::: RECORDS :::
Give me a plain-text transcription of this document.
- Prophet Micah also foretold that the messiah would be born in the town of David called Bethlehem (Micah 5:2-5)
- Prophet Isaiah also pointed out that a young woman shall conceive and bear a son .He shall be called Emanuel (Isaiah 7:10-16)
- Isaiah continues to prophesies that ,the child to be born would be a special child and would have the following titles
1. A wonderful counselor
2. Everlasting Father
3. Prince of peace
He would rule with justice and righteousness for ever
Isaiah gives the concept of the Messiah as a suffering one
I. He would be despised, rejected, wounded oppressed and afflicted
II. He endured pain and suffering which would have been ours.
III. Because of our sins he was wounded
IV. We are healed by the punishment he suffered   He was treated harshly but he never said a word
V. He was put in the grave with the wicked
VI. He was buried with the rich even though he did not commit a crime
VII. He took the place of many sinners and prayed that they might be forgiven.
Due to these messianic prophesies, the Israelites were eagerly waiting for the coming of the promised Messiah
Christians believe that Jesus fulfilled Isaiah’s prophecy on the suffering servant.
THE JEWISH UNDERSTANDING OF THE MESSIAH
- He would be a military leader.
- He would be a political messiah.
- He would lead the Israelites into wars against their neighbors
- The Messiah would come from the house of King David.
:::
#### SET EXERCISE
Search the preceding listing for "also" and extract every line where it is found.

#### RESULT FOR THIS TASK
- Prophet Micah also foretold that the messiah would be born in the town of David called Bethlehem (Micah 5:2-5)
- Prophet Isaiah also pointed out that a young woman shall conceive and bear a son .He shall be called Emanuel (Isaiah 7:10-16)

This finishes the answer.